_TASK DESCRIPTION:_
Quote all of the data that follows exactly as written, skipping the images.

--- START OF ROWS ---

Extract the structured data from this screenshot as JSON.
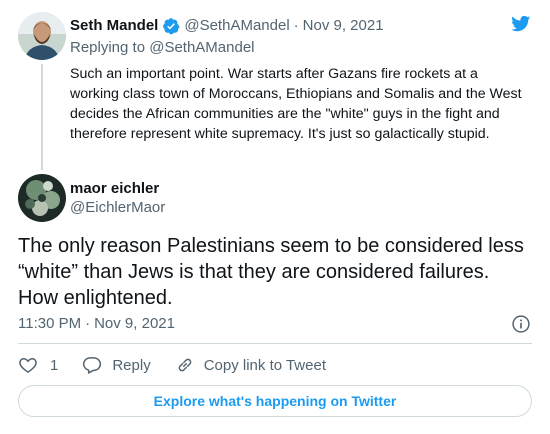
{
  "colors": {
    "brand": "#1d9bf0",
    "text": "#0f1419",
    "secondary": "#536471",
    "border": "#cfd9de"
  },
  "parent_tweet": {
    "author_name": "Seth Mandel",
    "verified": true,
    "handle": "@SethAMandel",
    "separator": "·",
    "date": "Nov 9, 2021",
    "replying_prefix": "Replying to",
    "replying_handle": "@SethAMandel",
    "text": "Such an important point. War starts after Gazans fire rockets at a working class town of Moroccans, Ethiopians and Somalis and the West decides the African communities are the \"white\" guys in the fight and therefore represent white supremacy. It's just so galactically stupid."
  },
  "main_tweet": {
    "author_name": "maor eichler",
    "handle": "@EichlerMaor",
    "text": "The only reason Palestinians seem to be considered less “white” than Jews is that they are considered failures. How enlightened.",
    "time": "11:30 PM",
    "separator": "·",
    "date": "Nov 9, 2021"
  },
  "actions": {
    "like_count": "1",
    "reply_label": "Reply",
    "copy_label": "Copy link to Tweet"
  },
  "explore_label": "Explore what's happening on Twitter",
  "icons": {
    "logo": "twitter-bird-icon",
    "verified": "verified-badge-icon",
    "info": "info-icon",
    "like": "heart-icon",
    "reply": "speech-bubble-icon",
    "copy": "link-icon"
  }
}
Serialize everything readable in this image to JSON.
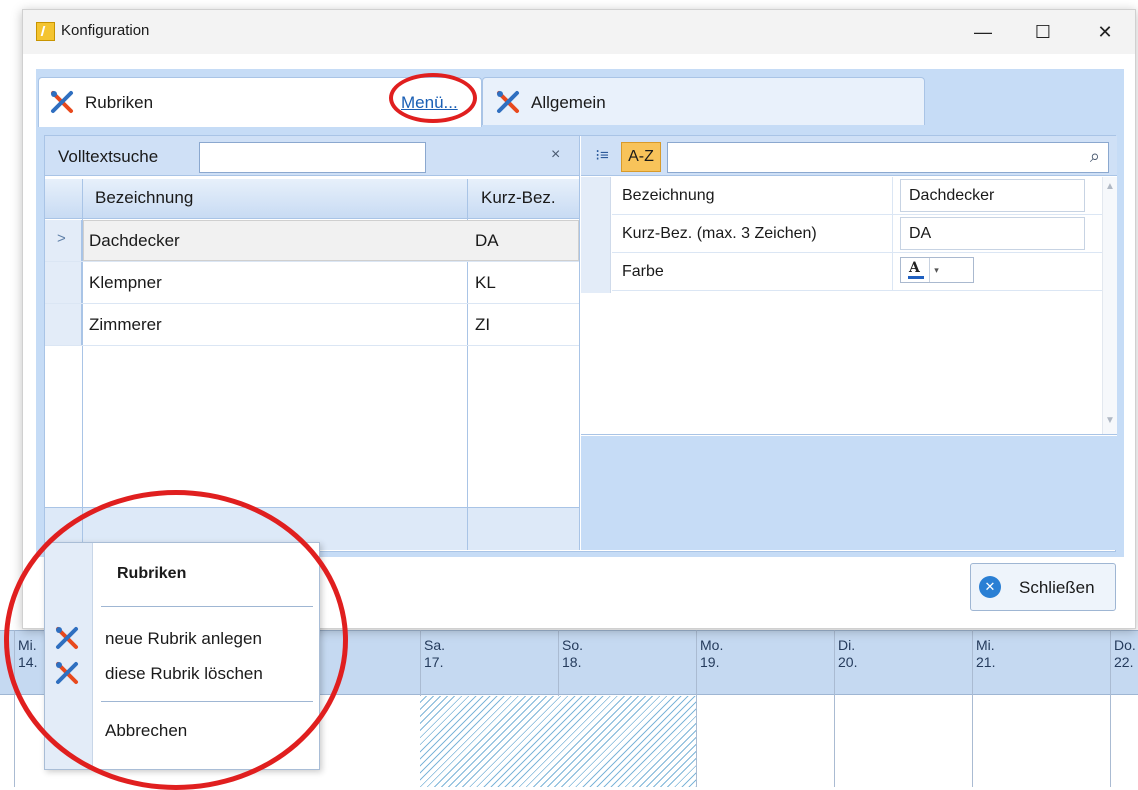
{
  "window": {
    "title": "Konfiguration",
    "minimize": "—",
    "maximize": "☐",
    "close": "✕"
  },
  "tabs": [
    {
      "label": "Rubriken",
      "menu_link": "Menü..."
    },
    {
      "label": "Allgemein"
    }
  ],
  "search": {
    "label": "Volltextsuche",
    "value": "",
    "clear": "×"
  },
  "grid": {
    "columns": [
      "Bezeichnung",
      "Kurz-Bez."
    ],
    "rows": [
      {
        "name": "Dachdecker",
        "short": "DA",
        "selected": true
      },
      {
        "name": "Klempner",
        "short": "KL"
      },
      {
        "name": "Zimmerer",
        "short": "ZI"
      }
    ],
    "selected_arrow": ">"
  },
  "property_grid": {
    "toolbar": {
      "categorized": "⁝≡",
      "alphabetical": "A-Z",
      "search_value": "",
      "search_icon": "⌕"
    },
    "rows": [
      {
        "name": "Bezeichnung",
        "value": "Dachdecker"
      },
      {
        "name": "Kurz-Bez. (max. 3 Zeichen)",
        "value": "DA"
      },
      {
        "name": "Farbe",
        "value_icon": "A"
      }
    ]
  },
  "close_button": {
    "label": "Schließen",
    "icon": "close-circle-icon"
  },
  "popup_menu": {
    "title": "Rubriken",
    "items": [
      {
        "label": "neue Rubrik anlegen",
        "icon": "tools-icon"
      },
      {
        "label": "diese Rubrik löschen",
        "icon": "tools-icon"
      },
      {
        "label": "Abbrechen"
      }
    ]
  },
  "calendar": {
    "days": [
      {
        "label": "Mi.\n14."
      },
      {
        "label": "Sa.\n17."
      },
      {
        "label": "So.\n18."
      },
      {
        "label": "Mo.\n19."
      },
      {
        "label": "Di.\n20."
      },
      {
        "label": "Mi.\n21."
      },
      {
        "label": "Do.\n22."
      }
    ]
  },
  "colors": {
    "accent_blue": "#c6dcf6",
    "annotation_red": "#e01f1f",
    "az_button": "#f8c35a"
  }
}
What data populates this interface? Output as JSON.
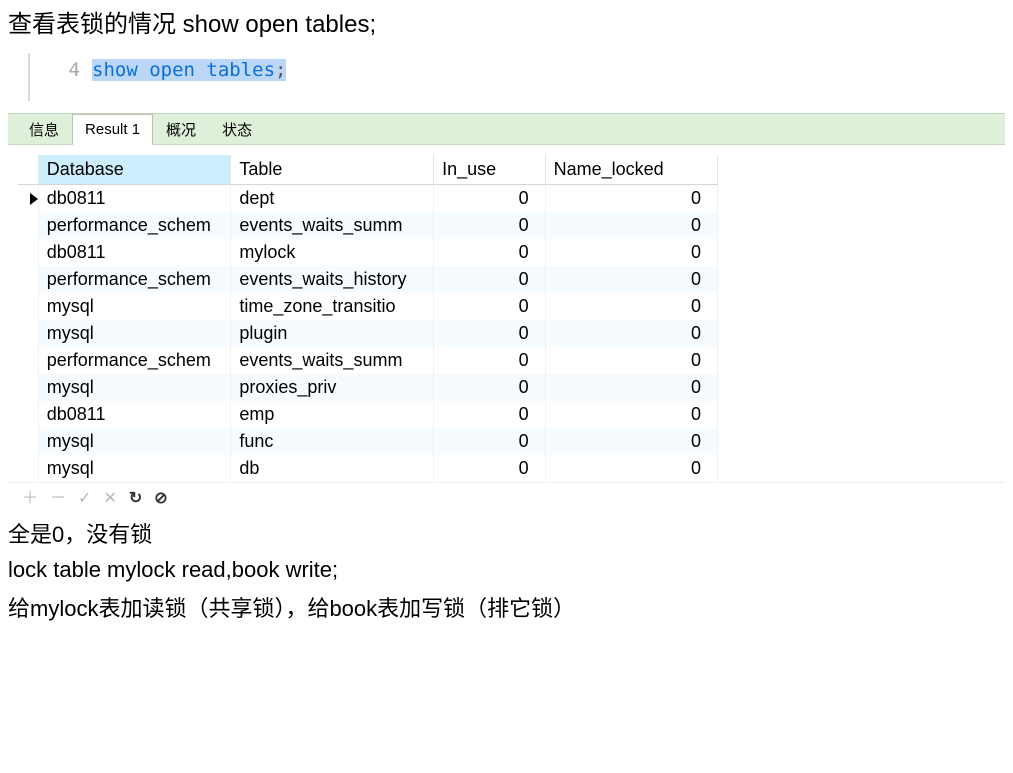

--- END OF ROWS ---

_THE REPLY:_
Extract the structured data from this screenshot as JSON.
{
  "colors": {
    "brand": "#1d9bf0",
    "text": "#0f1419",
    "secondary": "#536471",
    "border": "#cfd9de"
  },
  "parent_tweet": {
    "author_name": "Seth Mandel",
    "verified": true,
    "handle": "@SethAMandel",
    "separator": "·",
    "date": "Nov 9, 2021",
    "replying_prefix": "Replying to",
    "replying_handle": "@SethAMandel",
    "text": "Such an important point. War starts after Gazans fire rockets at a working class town of Moroccans, Ethiopians and Somalis and the West decides the African communities are the \"white\" guys in the fight and therefore represent white supremacy. It's just so galactically stupid."
  },
  "main_tweet": {
    "author_name": "maor eichler",
    "handle": "@EichlerMaor",
    "text": "The only reason Palestinians seem to be considered less “white” than Jews is that they are considered failures. How enlightened.",
    "time": "11:30 PM",
    "separator": "·",
    "date": "Nov 9, 2021"
  },
  "actions": {
    "like_count": "1",
    "reply_label": "Reply",
    "copy_label": "Copy link to Tweet"
  },
  "explore_label": "Explore what's happening on Twitter",
  "icons": {
    "logo": "twitter-bird-icon",
    "verified": "verified-badge-icon",
    "info": "info-icon",
    "like": "heart-icon",
    "reply": "speech-bubble-icon",
    "copy": "link-icon"
  }
}
Serialize everything readable in this image to JSON.
{
  "window": {
    "title": "Konfiguration",
    "minimize": "—",
    "maximize": "☐",
    "close": "✕"
  },
  "tabs": [
    {
      "label": "Rubriken",
      "menu_link": "Menü..."
    },
    {
      "label": "Allgemein"
    }
  ],
  "search": {
    "label": "Volltextsuche",
    "value": "",
    "clear": "×"
  },
  "grid": {
    "columns": [
      "Bezeichnung",
      "Kurz-Bez."
    ],
    "rows": [
      {
        "name": "Dachdecker",
        "short": "DA",
        "selected": true
      },
      {
        "name": "Klempner",
        "short": "KL"
      },
      {
        "name": "Zimmerer",
        "short": "ZI"
      }
    ],
    "selected_arrow": ">"
  },
  "property_grid": {
    "toolbar": {
      "categorized": "⁝≡",
      "alphabetical": "A-Z",
      "search_value": "",
      "search_icon": "⌕"
    },
    "rows": [
      {
        "name": "Bezeichnung",
        "value": "Dachdecker"
      },
      {
        "name": "Kurz-Bez. (max. 3 Zeichen)",
        "value": "DA"
      },
      {
        "name": "Farbe",
        "value_icon": "A"
      }
    ]
  },
  "close_button": {
    "label": "Schließen",
    "icon": "close-circle-icon"
  },
  "popup_menu": {
    "title": "Rubriken",
    "items": [
      {
        "label": "neue Rubrik anlegen",
        "icon": "tools-icon"
      },
      {
        "label": "diese Rubrik löschen",
        "icon": "tools-icon"
      },
      {
        "label": "Abbrechen"
      }
    ]
  },
  "calendar": {
    "days": [
      {
        "label": "Mi.\n14."
      },
      {
        "label": "Sa.\n17."
      },
      {
        "label": "So.\n18."
      },
      {
        "label": "Mo.\n19."
      },
      {
        "label": "Di.\n20."
      },
      {
        "label": "Mi.\n21."
      },
      {
        "label": "Do.\n22."
      }
    ]
  },
  "colors": {
    "accent_blue": "#c6dcf6",
    "annotation_red": "#e01f1f",
    "az_button": "#f8c35a"
  }
}
What data populates this interface? Output as JSON.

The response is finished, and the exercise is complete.